— Exercise prompt —
All the data should be repeated exactly. Any image in it is left out.
━━━ Information provided
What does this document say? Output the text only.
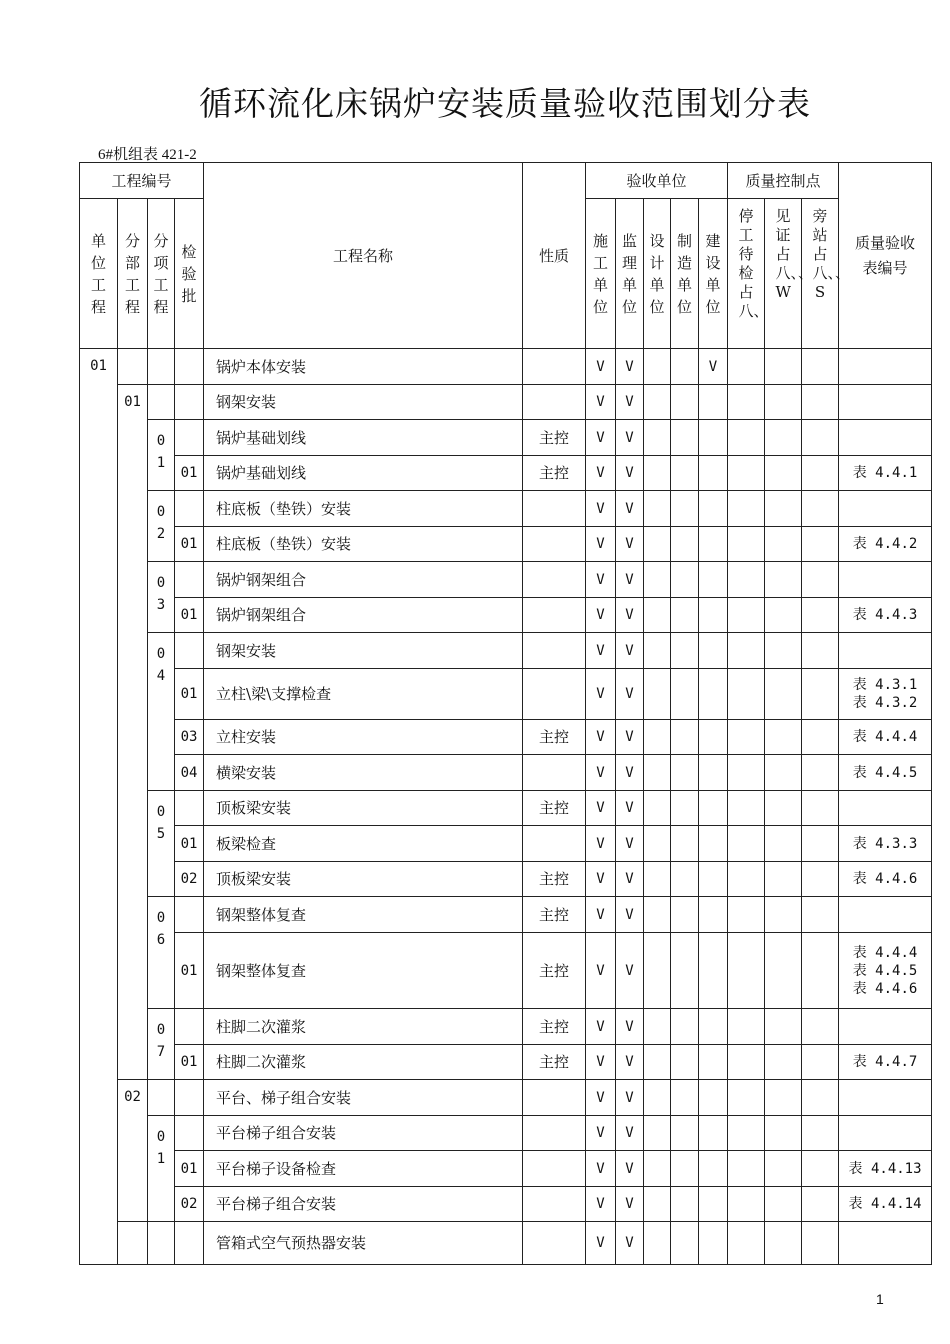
循环流化床锅炉安装质量验收范围划分表
6#机组表 421-2
工程编号				工程名称	性质	验收单位					质量控制点			质量验收表编号
单位工程	分部工程	分项工程	检验批			施工单位	监理单位	设计单位	制造单位	建设单位	停工待检占八、	见证占八、、W	旁站占八、、S	
01				锅炉本体安装		V	V			V				
	01			钢架安装		V	V							
		01		锅炉基础划线	主控	V	V							
			01	锅炉基础划线	主控	V	V							表 4.4.1
		02		柱底板（垫铁）安装		V	V							
			01	柱底板（垫铁）安装		V	V							表 4.4.2
		03		锅炉钢架组合		V	V							
			01	锅炉钢架组合		V	V							表 4.4.3
		04		钢架安装		V	V							
			01	立柱\梁\支撑检查		V	V							表 4.3.1
表 4.3.2
			03	立柱安装	主控	V	V							表 4.4.4
			04	横梁安装		V	V							表 4.4.5
		05		顶板梁安装	主控	V	V							
			01	板梁检查		V	V							表 4.3.3
			02	顶板梁安装	主控	V	V							表 4.4.6
		06		钢架整体复查	主控	V	V							
			01	钢架整体复查	主控	V	V							表 4.4.4
表 4.4.5
表 4.4.6
		07		柱脚二次灌浆	主控	V	V							
			01	柱脚二次灌浆	主控	V	V							表 4.4.7
	02			平台、梯子组合安装		V	V							
		01		平台梯子组合安装		V	V							
			01	平台梯子设备检查		V	V							表 4.4.13
			02	平台梯子组合安装		V	V							表 4.4.14
				管箱式空气预热器安装		V	V							
1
━━━━━━
— Answer to the problem —
What does this document say? Output the text only.
循环流化床锅炉安装质量验收范围划分表
6#机组表 421-2
工程编号				工程名称	性质	验收单位					质量控制点			质量验收表编号
单位工程	分部工程	分项工程	检验批			施工单位	监理单位	设计单位	制造单位	建设单位	停工待检占八、	见证占八、、W	旁站占八、、S	
01				锅炉本体安装		V	V			V				
	01			钢架安装		V	V							
		01		锅炉基础划线	主控	V	V							
			01	锅炉基础划线	主控	V	V							表 4.4.1
		02		柱底板（垫铁）安装		V	V							
			01	柱底板（垫铁）安装		V	V							表 4.4.2
		03		锅炉钢架组合		V	V							
			01	锅炉钢架组合		V	V							表 4.4.3
		04		钢架安装		V	V							
			01	立柱\梁\支撑检查		V	V							表 4.3.1
表 4.3.2
			03	立柱安装	主控	V	V							表 4.4.4
			04	横梁安装		V	V							表 4.4.5
		05		顶板梁安装	主控	V	V							
			01	板梁检查		V	V							表 4.3.3
			02	顶板梁安装	主控	V	V							表 4.4.6
		06		钢架整体复查	主控	V	V							
			01	钢架整体复查	主控	V	V							表 4.4.4
表 4.4.5
表 4.4.6
		07		柱脚二次灌浆	主控	V	V							
			01	柱脚二次灌浆	主控	V	V							表 4.4.7
	02			平台、梯子组合安装		V	V							
		01		平台梯子组合安装		V	V							
			01	平台梯子设备检查		V	V							表 4.4.13
			02	平台梯子组合安装		V	V							表 4.4.14
				管箱式空气预热器安装		V	V							
1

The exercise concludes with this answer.